• WHAT YOU WILL DO: Each line below either holds the string "находящихся" or doesn't. Count those that do and give only the number.

• PROVIDED DATA:
==============================
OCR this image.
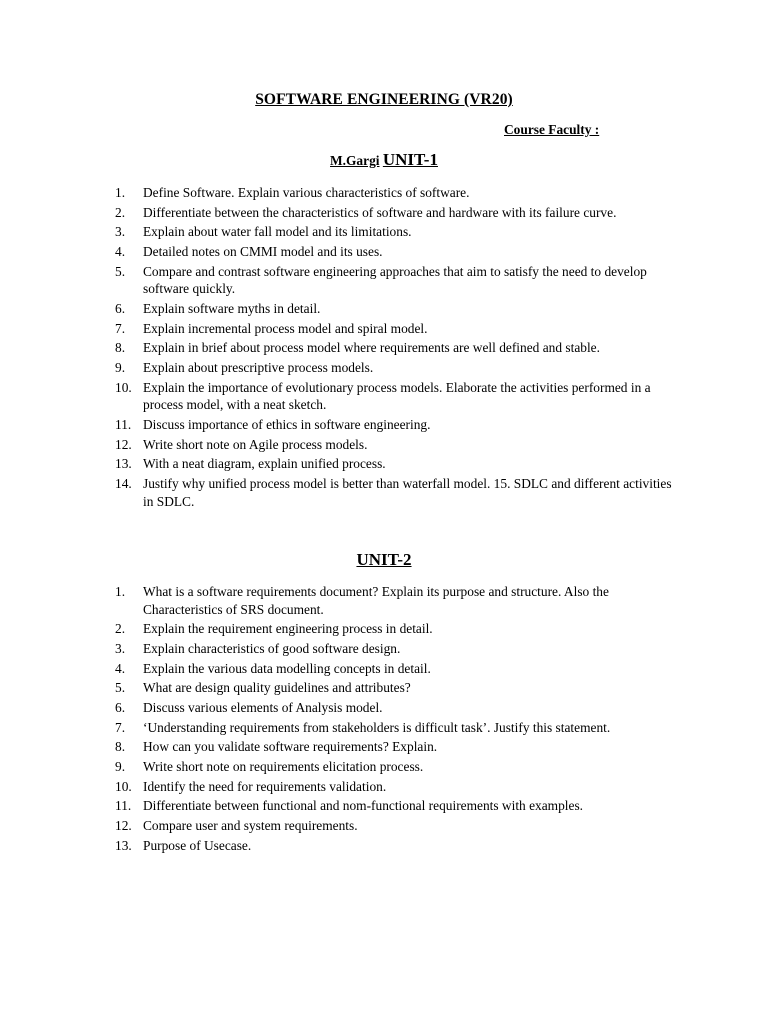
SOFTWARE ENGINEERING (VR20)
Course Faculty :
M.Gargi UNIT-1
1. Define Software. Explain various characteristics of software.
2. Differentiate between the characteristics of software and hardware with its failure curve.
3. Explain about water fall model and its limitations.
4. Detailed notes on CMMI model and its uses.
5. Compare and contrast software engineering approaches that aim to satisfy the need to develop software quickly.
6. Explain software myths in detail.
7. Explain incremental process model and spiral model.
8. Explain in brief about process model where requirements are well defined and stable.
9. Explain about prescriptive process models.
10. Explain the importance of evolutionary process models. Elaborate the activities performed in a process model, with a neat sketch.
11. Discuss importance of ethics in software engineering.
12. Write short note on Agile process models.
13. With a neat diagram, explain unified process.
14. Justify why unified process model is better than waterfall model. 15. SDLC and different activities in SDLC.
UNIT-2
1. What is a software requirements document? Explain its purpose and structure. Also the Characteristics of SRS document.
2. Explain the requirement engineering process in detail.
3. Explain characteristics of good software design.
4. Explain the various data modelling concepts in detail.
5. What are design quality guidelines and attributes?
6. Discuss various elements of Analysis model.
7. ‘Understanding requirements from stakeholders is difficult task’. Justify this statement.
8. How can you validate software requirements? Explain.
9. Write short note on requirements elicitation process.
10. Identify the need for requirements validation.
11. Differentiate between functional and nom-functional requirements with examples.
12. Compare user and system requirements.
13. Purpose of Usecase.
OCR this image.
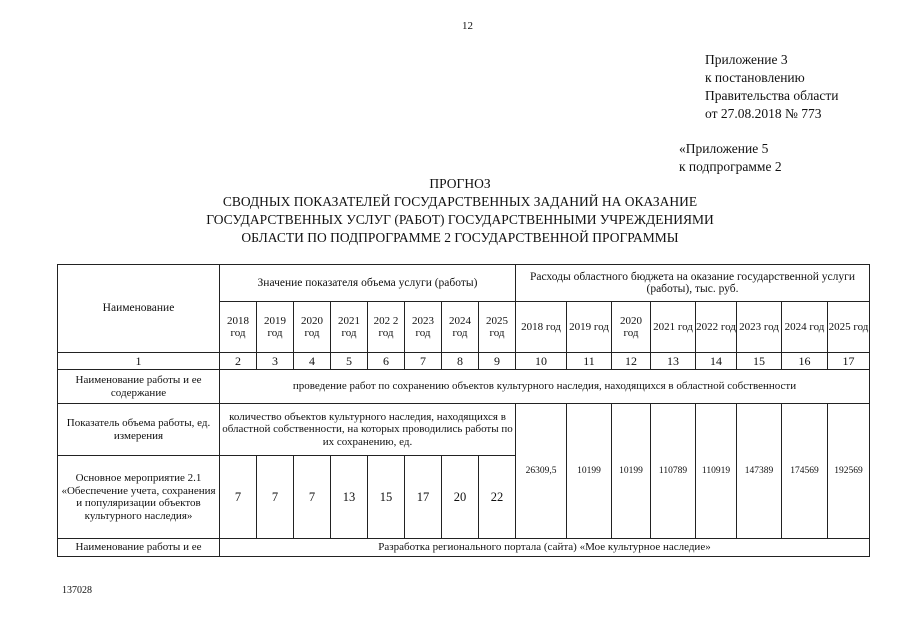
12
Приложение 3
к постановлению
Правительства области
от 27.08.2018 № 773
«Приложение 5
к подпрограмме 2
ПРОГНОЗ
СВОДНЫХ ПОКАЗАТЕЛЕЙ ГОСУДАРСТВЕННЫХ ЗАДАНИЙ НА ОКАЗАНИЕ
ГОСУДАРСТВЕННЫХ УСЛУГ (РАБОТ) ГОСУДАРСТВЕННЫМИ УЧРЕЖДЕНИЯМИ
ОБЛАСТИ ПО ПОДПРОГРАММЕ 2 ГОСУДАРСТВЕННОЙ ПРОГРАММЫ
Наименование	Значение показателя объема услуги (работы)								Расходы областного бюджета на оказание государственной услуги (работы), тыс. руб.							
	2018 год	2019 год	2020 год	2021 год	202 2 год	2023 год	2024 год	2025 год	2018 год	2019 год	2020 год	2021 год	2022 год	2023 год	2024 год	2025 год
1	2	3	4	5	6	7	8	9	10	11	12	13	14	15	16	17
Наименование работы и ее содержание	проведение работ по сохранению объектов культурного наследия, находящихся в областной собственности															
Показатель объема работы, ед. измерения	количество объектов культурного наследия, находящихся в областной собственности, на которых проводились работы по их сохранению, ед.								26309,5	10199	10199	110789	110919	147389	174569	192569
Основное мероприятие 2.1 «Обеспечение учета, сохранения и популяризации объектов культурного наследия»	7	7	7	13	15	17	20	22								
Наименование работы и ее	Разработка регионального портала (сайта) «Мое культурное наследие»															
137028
==============================
• REPLY: 2